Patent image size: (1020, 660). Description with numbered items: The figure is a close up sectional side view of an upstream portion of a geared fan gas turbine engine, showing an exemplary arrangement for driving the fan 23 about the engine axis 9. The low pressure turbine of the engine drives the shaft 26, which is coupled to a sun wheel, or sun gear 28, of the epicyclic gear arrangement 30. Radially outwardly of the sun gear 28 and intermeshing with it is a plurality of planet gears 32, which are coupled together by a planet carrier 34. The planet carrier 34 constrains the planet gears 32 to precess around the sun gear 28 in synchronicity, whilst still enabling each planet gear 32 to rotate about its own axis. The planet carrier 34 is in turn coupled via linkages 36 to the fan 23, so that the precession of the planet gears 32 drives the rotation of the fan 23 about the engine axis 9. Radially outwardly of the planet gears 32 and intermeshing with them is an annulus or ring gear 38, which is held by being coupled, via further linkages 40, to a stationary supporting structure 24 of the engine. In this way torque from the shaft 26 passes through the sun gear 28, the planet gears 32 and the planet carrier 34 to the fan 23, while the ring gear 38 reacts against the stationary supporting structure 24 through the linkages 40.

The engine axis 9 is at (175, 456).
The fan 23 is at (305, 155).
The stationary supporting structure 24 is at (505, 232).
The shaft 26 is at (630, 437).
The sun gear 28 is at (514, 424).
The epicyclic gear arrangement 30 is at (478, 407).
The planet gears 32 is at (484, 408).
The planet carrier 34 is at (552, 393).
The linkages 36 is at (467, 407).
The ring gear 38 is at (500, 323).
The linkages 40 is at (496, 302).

• **INSTRUCTIONS TO FOLLOW**: Copy every one of the entries above word for word, keeping each line unchanged.

• **RESULT OF THE TASK**:
Patent image size: (1020, 660). Description with numbered items: The figure is a close up sectional side view of an upstream portion of a geared fan gas turbine engine, showing an exemplary arrangement for driving the fan 23 about the engine axis 9. The low pressure turbine of the engine drives the shaft 26, which is coupled to a sun wheel, or sun gear 28, of the epicyclic gear arrangement 30. Radially outwardly of the sun gear 28 and intermeshing with it is a plurality of planet gears 32, which are coupled together by a planet carrier 34. The planet carrier 34 constrains the planet gears 32 to precess around the sun gear 28 in synchronicity, whilst still enabling each planet gear 32 to rotate about its own axis. The planet carrier 34 is in turn coupled via linkages 36 to the fan 23, so that the precession of the planet gears 32 drives the rotation of the fan 23 about the engine axis 9. Radially outwardly of the planet gears 32 and intermeshing with them is an annulus or ring gear 38, which is held by being coupled, via further linkages 40, to a stationary supporting structure 24 of the engine. In this way torque from the shaft 26 passes through the sun gear 28, the planet gears 32 and the planet carrier 34 to the fan 23, while the ring gear 38 reacts against the stationary supporting structure 24 through the linkages 40.

The engine axis 9 is at (175, 456).
The fan 23 is at (305, 155).
The stationary supporting structure 24 is at (505, 232).
The shaft 26 is at (630, 437).
The sun gear 28 is at (514, 424).
The epicyclic gear arrangement 30 is at (478, 407).
The planet gears 32 is at (484, 408).
The planet carrier 34 is at (552, 393).
The linkages 36 is at (467, 407).
The ring gear 38 is at (500, 323).
The linkages 40 is at (496, 302).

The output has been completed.